Data records
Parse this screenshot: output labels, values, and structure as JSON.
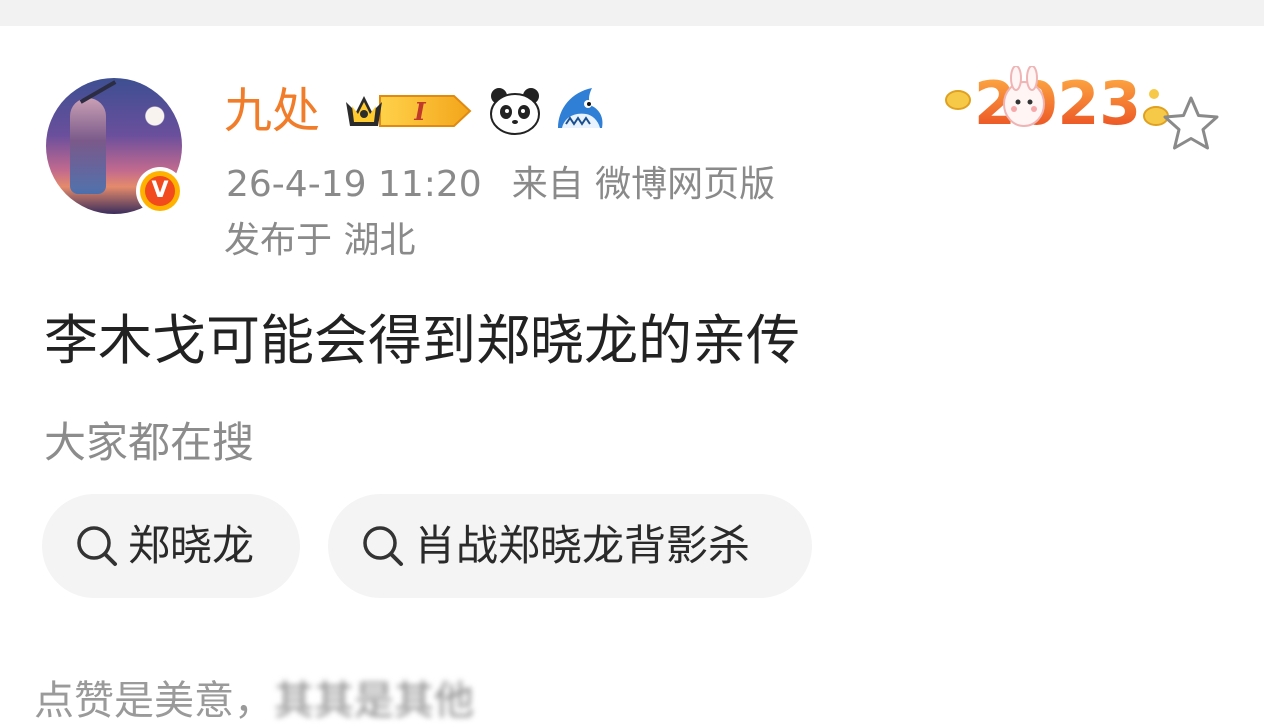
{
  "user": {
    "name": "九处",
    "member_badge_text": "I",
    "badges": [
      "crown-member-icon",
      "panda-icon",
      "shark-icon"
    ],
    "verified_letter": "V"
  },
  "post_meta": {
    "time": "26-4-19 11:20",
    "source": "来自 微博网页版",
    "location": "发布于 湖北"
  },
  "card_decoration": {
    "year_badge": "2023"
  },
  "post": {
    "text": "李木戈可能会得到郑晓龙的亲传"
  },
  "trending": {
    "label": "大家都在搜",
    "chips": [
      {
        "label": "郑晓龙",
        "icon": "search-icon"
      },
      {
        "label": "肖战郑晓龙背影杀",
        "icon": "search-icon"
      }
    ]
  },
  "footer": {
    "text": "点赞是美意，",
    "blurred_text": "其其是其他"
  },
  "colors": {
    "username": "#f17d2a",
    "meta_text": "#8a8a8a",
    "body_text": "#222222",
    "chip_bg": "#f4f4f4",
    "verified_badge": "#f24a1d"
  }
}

* * *

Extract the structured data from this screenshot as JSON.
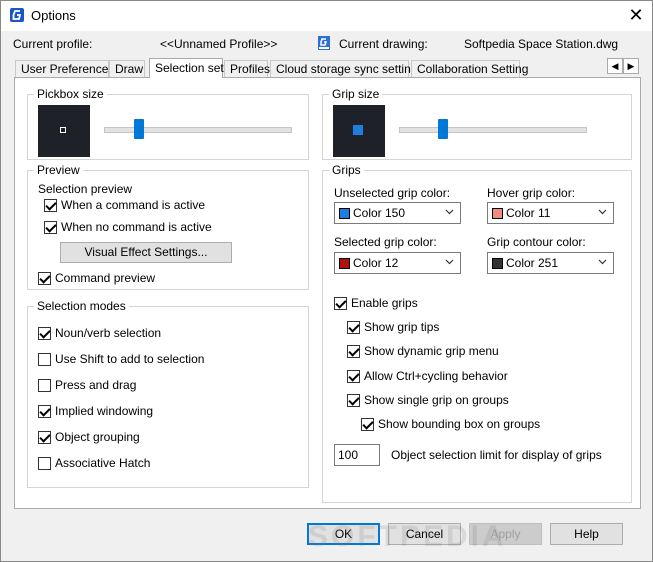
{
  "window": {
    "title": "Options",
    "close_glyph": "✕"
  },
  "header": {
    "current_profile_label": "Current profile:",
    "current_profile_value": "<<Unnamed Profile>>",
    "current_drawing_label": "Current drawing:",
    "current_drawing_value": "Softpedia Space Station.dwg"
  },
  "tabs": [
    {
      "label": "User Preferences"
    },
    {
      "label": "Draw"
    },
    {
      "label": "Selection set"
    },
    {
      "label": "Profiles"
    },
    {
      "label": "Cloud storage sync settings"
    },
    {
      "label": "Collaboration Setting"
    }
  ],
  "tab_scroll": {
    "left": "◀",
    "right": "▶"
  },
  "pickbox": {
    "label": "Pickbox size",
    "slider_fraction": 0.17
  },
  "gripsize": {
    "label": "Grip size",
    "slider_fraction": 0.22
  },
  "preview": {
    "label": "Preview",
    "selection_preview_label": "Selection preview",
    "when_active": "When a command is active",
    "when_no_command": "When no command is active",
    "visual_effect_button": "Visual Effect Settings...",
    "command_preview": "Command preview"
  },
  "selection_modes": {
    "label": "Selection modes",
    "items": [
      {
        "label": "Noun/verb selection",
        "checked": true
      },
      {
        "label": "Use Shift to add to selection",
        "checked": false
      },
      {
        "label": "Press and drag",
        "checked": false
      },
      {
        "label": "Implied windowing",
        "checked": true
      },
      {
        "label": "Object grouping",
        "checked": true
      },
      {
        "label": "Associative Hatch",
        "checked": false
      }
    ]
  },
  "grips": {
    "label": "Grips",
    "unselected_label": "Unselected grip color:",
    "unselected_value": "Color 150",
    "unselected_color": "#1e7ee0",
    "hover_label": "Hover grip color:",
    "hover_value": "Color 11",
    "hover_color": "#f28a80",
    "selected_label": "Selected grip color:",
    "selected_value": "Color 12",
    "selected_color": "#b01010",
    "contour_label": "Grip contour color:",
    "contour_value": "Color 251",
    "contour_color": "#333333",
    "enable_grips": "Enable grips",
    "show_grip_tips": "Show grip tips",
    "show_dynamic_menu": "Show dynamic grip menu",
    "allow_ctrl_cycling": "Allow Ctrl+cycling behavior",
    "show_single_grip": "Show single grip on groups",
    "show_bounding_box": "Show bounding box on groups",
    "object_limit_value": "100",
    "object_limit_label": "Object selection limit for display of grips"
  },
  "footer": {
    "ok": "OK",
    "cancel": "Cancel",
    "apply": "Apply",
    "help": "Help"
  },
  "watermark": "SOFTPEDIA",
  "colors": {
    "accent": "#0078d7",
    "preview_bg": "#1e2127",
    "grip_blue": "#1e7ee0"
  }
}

■ Problem requirements ■
Scan the data for the word "active" and copy every line where it shows up.

■ Response for this exercise ■
    "when_active": "When a command is active",
    "when_no_command": "When no command is active",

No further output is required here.